### THE PROBLEM
List all lines in the material below that contain "attendance".

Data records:
* * * * * * * * *

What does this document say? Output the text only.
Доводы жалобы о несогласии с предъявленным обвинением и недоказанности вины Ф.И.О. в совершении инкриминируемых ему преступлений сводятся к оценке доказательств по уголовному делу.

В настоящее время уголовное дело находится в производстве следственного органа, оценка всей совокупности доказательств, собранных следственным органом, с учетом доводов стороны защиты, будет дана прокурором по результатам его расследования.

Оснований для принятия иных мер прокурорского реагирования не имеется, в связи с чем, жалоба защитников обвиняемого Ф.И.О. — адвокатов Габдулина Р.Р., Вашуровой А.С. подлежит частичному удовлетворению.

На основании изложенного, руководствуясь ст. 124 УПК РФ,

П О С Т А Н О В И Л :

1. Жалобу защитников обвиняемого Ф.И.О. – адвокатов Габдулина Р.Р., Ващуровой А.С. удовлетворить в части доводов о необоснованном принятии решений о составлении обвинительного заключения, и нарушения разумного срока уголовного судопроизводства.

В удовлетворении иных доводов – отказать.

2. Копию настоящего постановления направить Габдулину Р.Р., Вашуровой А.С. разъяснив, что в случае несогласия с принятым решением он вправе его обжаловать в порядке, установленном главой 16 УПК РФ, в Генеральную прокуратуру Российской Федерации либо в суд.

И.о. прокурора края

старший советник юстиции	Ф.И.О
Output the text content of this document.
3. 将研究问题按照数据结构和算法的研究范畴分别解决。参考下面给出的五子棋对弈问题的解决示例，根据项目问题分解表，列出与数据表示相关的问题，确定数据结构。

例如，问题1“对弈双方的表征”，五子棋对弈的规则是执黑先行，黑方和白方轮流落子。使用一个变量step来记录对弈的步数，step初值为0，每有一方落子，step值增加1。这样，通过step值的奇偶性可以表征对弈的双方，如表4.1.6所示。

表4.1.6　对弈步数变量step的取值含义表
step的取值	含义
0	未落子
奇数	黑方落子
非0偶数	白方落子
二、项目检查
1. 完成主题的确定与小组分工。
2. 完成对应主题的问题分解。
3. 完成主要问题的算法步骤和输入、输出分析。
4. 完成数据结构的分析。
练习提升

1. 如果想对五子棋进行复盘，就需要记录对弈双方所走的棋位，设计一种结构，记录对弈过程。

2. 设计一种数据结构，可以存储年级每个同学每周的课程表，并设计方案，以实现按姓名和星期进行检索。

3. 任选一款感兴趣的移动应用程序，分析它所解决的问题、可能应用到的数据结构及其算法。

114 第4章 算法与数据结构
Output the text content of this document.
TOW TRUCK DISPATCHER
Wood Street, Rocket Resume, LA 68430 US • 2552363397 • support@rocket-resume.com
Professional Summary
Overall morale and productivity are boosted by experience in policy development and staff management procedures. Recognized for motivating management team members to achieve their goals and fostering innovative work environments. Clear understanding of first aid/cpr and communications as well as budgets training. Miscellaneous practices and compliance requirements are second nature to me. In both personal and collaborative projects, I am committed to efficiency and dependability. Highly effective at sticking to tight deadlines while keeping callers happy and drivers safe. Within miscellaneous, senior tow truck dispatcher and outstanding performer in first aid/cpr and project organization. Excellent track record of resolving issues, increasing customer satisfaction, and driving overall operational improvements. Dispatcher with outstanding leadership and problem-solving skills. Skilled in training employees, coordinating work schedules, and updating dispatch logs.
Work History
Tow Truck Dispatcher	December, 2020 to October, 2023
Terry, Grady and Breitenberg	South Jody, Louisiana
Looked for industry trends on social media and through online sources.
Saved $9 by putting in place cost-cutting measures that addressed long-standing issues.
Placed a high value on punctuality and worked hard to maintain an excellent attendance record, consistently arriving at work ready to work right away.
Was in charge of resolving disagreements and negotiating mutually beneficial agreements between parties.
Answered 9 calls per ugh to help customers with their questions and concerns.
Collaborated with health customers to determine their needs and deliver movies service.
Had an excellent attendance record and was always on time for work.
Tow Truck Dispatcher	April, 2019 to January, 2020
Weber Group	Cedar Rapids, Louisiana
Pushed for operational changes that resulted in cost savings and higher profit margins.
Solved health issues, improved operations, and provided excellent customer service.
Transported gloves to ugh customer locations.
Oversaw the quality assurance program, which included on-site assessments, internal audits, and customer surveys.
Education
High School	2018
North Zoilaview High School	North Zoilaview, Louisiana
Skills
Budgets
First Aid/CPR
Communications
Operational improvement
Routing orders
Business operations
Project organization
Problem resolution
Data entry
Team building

* * * * * * * * *

### FINISHED EXERCISE
Placed a high value on punctuality and worked hard to maintain an excellent attendance record, consistently arriving at work ready to work right away.
Had an excellent attendance record and was always on time for work.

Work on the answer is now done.